Every entry here needs to be repeated exactly.

[Figure data in JSON]

------------------------------------------------

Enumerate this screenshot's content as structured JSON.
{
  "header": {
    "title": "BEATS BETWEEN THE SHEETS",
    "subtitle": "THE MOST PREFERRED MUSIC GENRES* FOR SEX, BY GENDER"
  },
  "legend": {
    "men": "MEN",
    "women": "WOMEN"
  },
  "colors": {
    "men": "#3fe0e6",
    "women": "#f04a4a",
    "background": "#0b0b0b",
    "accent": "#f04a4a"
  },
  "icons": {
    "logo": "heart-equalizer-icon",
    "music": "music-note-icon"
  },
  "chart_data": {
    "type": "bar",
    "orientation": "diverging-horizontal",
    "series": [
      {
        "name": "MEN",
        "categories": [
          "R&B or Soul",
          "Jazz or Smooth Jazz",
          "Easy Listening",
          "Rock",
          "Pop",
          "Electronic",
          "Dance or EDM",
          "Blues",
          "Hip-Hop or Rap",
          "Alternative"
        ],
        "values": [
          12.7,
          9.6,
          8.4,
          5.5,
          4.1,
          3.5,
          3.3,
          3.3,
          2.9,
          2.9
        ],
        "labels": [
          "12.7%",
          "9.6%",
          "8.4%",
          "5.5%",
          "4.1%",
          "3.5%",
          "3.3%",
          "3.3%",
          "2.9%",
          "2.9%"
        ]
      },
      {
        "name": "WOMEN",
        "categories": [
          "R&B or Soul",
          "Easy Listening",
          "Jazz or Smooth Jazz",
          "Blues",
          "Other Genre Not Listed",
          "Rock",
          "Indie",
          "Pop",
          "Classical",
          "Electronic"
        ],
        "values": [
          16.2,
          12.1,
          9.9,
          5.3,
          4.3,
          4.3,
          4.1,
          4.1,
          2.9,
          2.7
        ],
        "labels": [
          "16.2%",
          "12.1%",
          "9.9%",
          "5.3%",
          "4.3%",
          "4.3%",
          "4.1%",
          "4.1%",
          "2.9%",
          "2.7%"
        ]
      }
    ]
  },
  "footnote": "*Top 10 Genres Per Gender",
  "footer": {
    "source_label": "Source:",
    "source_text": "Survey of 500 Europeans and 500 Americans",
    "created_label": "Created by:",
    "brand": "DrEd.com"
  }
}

------------------------------------------------

» OUTPUT FOR THIS EXERCISE
Enumerate this screenshot's content as structured JSON.
{
  "header": {
    "title": "BEATS BETWEEN THE SHEETS",
    "subtitle": "THE MOST PREFERRED MUSIC GENRES* FOR SEX, BY GENDER"
  },
  "legend": {
    "men": "MEN",
    "women": "WOMEN"
  },
  "colors": {
    "men": "#3fe0e6",
    "women": "#f04a4a",
    "background": "#0b0b0b",
    "accent": "#f04a4a"
  },
  "icons": {
    "logo": "heart-equalizer-icon",
    "music": "music-note-icon"
  },
  "chart_data": {
    "type": "bar",
    "orientation": "diverging-horizontal",
    "series": [
      {
        "name": "MEN",
        "categories": [
          "R&B or Soul",
          "Jazz or Smooth Jazz",
          "Easy Listening",
          "Rock",
          "Pop",
          "Electronic",
          "Dance or EDM",
          "Blues",
          "Hip-Hop or Rap",
          "Alternative"
        ],
        "values": [
          12.7,
          9.6,
          8.4,
          5.5,
          4.1,
          3.5,
          3.3,
          3.3,
          2.9,
          2.9
        ],
        "labels": [
          "12.7%",
          "9.6%",
          "8.4%",
          "5.5%",
          "4.1%",
          "3.5%",
          "3.3%",
          "3.3%",
          "2.9%",
          "2.9%"
        ]
      },
      {
        "name": "WOMEN",
        "categories": [
          "R&B or Soul",
          "Easy Listening",
          "Jazz or Smooth Jazz",
          "Blues",
          "Other Genre Not Listed",
          "Rock",
          "Indie",
          "Pop",
          "Classical",
          "Electronic"
        ],
        "values": [
          16.2,
          12.1,
          9.9,
          5.3,
          4.3,
          4.3,
          4.1,
          4.1,
          2.9,
          2.7
        ],
        "labels": [
          "16.2%",
          "12.1%",
          "9.9%",
          "5.3%",
          "4.3%",
          "4.3%",
          "4.1%",
          "4.1%",
          "2.9%",
          "2.7%"
        ]
      }
    ]
  },
  "footnote": "*Top 10 Genres Per Gender",
  "footer": {
    "source_label": "Source:",
    "source_text": "Survey of 500 Europeans and 500 Americans",
    "created_label": "Created by:",
    "brand": "DrEd.com"
  }
}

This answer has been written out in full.